Given problem — Write out the entire listing below exactly, with the pictures left out.

Records —
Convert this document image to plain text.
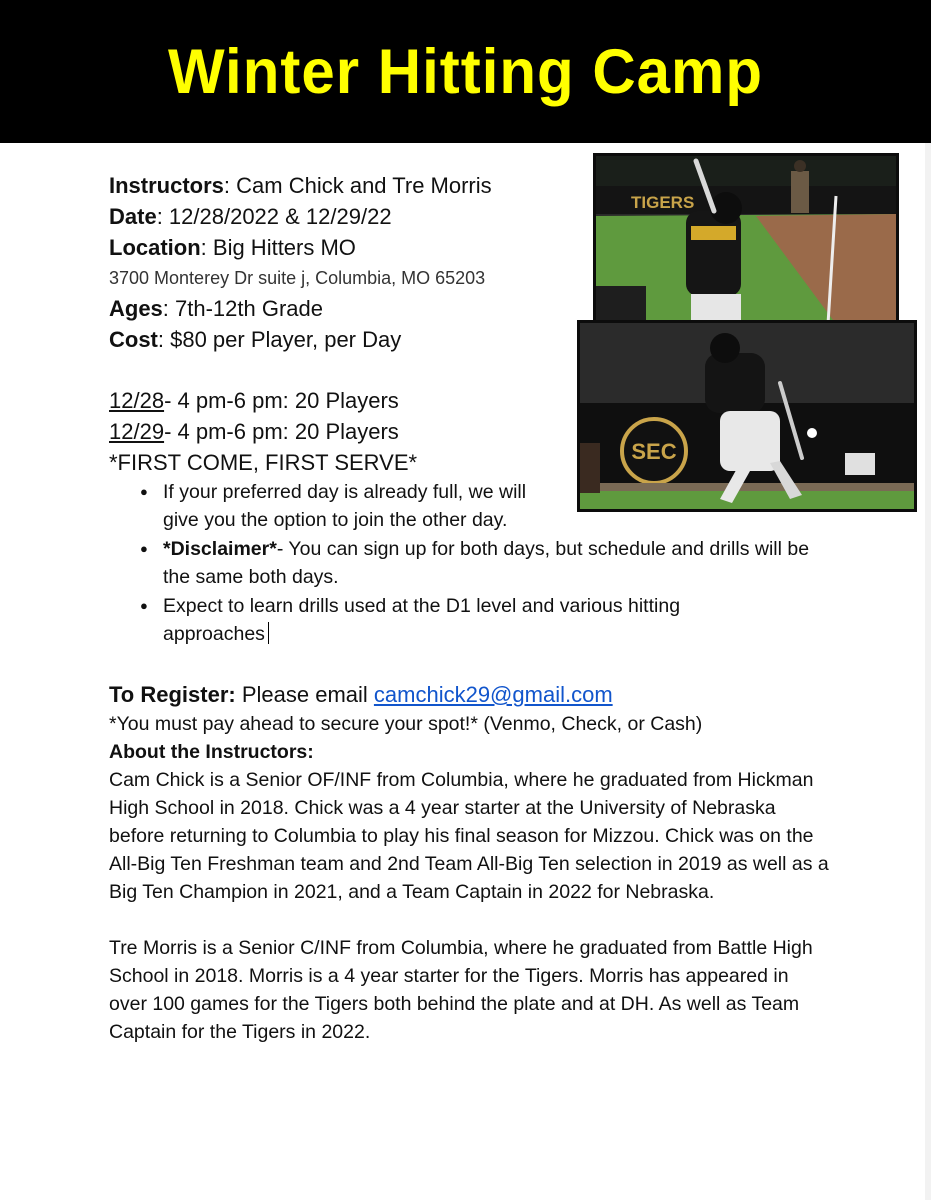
Winter Hitting Camp
TIGERS
SEC
Instructors: Cam Chick and Tre Morris
Date: 12/28/2022 & 12/29/22
Location: Big Hitters MO
3700 Monterey Dr suite j, Columbia, MO 65203
Ages: 7th-12th Grade
Cost: $80 per Player, per Day
12/28- 4 pm-6 pm: 20 Players
12/29- 4 pm-6 pm: 20 Players
*FIRST COME, FIRST SERVE*
● If your preferred day is already full, we will give you the option to join the other day.
● *Disclaimer*- You can sign up for both days, but schedule and drills will be the same both days.
● Expect to learn drills used at the D1 level and various hitting approaches
To Register: Please email camchick29@gmail.com
*You must pay ahead to secure your spot!* (Venmo, Check, or Cash)
About the Instructors:
Cam Chick is a Senior OF/INF from Columbia, where he graduated from Hickman High School in 2018. Chick was a 4 year starter at the University of Nebraska before returning to Columbia to play his final season for Mizzou. Chick was on the All-Big Ten Freshman team and 2nd Team All-Big Ten selection in 2019 as well as a Big Ten Champion in 2021, and a Team Captain in 2022 for Nebraska.
Tre Morris is a Senior C/INF from Columbia, where he graduated from Battle High School in 2018. Morris is a 4 year starter for the Tigers. Morris has appeared in over 100 games for the Tigers both behind the plate and at DH. As well as Team Captain for the Tigers in 2022.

The solution —
Convert this document image to plain text.
Winter Hitting Camp
TIGERS
SEC
Instructors: Cam Chick and Tre Morris
Date: 12/28/2022 & 12/29/22
Location: Big Hitters MO
3700 Monterey Dr suite j, Columbia, MO 65203
Ages: 7th-12th Grade
Cost: $80 per Player, per Day
12/28- 4 pm-6 pm: 20 Players
12/29- 4 pm-6 pm: 20 Players
*FIRST COME, FIRST SERVE*
● If your preferred day is already full, we will give you the option to join the other day.
● *Disclaimer*- You can sign up for both days, but schedule and drills will be the same both days.
● Expect to learn drills used at the D1 level and various hitting approaches
To Register: Please email camchick29@gmail.com
*You must pay ahead to secure your spot!* (Venmo, Check, or Cash)
About the Instructors:
Cam Chick is a Senior OF/INF from Columbia, where he graduated from Hickman High School in 2018. Chick was a 4 year starter at the University of Nebraska before returning to Columbia to play his final season for Mizzou. Chick was on the All-Big Ten Freshman team and 2nd Team All-Big Ten selection in 2019 as well as a Big Ten Champion in 2021, and a Team Captain in 2022 for Nebraska.
Tre Morris is a Senior C/INF from Columbia, where he graduated from Battle High School in 2018. Morris is a 4 year starter for the Tigers. Morris has appeared in over 100 games for the Tigers both behind the plate and at DH. As well as Team Captain for the Tigers in 2022.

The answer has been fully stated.